GIVEN TASK -> Lines holding the string "procuration" are the ones to copy from this listing.

GIVEN RECORDS ->
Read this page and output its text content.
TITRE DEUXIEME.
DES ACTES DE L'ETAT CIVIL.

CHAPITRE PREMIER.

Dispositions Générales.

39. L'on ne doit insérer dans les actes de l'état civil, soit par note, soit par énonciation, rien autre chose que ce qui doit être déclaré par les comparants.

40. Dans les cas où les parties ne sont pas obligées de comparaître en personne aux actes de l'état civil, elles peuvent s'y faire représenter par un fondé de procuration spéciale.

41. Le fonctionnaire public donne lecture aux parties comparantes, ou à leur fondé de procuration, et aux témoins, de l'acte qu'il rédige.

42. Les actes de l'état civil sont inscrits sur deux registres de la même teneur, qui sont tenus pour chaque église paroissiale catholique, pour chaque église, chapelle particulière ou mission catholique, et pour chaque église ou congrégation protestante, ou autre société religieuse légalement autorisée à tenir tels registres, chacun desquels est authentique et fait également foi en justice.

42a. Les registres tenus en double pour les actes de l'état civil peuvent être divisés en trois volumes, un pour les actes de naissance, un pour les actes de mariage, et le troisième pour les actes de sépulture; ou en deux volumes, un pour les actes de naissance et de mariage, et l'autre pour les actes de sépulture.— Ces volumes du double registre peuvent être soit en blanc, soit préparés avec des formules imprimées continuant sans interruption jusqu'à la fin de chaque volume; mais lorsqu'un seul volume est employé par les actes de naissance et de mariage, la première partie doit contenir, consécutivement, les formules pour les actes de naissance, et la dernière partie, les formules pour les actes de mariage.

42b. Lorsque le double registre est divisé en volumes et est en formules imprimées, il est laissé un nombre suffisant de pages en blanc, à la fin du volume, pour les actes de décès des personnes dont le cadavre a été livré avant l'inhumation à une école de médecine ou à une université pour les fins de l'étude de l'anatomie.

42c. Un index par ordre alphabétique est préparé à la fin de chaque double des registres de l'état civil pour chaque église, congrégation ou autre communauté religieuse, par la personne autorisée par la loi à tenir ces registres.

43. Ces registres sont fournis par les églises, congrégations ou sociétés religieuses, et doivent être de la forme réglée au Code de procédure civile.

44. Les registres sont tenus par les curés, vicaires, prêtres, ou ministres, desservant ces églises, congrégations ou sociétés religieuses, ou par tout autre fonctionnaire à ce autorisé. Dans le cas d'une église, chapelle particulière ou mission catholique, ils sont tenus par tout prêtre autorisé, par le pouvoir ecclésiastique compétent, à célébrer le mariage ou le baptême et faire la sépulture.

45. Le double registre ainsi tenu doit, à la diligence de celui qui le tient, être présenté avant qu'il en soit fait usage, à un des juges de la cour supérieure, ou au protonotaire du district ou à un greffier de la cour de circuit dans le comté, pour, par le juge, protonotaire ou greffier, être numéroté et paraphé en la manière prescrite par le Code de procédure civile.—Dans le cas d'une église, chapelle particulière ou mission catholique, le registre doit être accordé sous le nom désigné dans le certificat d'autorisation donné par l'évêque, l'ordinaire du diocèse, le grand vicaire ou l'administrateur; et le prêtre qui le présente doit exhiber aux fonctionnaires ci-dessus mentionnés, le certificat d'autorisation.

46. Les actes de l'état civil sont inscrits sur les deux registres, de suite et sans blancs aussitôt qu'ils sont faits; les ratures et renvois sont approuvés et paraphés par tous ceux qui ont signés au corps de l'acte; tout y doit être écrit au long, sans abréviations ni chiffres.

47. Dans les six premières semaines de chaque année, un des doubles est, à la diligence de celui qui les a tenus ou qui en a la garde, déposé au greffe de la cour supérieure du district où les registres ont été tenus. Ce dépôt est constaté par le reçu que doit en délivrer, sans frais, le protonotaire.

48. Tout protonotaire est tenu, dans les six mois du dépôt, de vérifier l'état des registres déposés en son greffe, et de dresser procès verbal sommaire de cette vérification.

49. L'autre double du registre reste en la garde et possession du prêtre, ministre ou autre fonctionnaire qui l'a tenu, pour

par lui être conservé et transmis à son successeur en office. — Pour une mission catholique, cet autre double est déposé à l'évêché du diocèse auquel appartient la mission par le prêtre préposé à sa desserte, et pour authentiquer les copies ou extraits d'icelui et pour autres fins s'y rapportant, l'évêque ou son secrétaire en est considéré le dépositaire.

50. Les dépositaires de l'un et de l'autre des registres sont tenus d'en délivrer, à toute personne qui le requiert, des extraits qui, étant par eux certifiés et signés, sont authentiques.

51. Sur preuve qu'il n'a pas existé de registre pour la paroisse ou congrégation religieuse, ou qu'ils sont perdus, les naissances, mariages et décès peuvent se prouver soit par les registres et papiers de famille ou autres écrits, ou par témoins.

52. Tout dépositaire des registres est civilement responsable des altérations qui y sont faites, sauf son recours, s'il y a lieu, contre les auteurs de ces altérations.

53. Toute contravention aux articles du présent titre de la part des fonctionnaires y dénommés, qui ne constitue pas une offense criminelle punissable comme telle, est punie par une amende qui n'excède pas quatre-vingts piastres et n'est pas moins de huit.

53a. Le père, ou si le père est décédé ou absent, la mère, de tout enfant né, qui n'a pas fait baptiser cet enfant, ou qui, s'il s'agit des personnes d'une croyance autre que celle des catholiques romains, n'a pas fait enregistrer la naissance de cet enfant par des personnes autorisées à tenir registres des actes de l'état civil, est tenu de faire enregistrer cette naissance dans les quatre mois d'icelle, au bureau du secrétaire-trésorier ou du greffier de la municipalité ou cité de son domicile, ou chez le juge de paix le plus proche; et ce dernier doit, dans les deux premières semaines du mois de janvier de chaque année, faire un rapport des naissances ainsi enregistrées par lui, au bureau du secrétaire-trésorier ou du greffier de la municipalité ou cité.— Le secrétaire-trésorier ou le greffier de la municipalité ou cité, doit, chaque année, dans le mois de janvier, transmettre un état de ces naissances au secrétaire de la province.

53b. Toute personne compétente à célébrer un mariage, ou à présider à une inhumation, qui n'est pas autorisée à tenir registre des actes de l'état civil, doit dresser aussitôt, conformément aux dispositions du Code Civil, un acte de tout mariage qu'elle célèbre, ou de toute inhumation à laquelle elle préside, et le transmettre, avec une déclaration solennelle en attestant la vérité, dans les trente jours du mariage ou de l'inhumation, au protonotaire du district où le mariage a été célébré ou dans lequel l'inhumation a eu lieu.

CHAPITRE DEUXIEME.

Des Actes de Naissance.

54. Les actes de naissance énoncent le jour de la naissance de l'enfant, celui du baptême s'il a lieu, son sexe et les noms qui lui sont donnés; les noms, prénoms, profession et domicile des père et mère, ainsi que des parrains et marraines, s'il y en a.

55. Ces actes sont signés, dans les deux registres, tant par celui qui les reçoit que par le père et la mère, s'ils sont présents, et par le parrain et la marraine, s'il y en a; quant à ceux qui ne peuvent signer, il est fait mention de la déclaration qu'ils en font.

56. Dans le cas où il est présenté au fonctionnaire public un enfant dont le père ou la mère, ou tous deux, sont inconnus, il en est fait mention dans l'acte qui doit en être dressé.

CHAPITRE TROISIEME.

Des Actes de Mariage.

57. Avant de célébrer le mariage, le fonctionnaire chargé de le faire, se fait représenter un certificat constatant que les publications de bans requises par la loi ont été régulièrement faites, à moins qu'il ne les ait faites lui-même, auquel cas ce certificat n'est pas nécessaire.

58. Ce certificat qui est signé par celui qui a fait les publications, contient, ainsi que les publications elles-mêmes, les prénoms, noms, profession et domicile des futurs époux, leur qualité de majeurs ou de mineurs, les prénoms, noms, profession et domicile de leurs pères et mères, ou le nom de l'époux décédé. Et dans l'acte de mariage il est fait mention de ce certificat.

SOLVED EXERCISE ->
40. Dans les cas où les parties ne sont pas obligées de comparaître en personne aux actes de l'état civil, elles peuvent s'y faire représenter par un fondé de procuration spéciale.
41. Le fonctionnaire public donne lecture aux parties comparantes, ou à leur fondé de procuration, et aux témoins, de l'acte qu'il rédige.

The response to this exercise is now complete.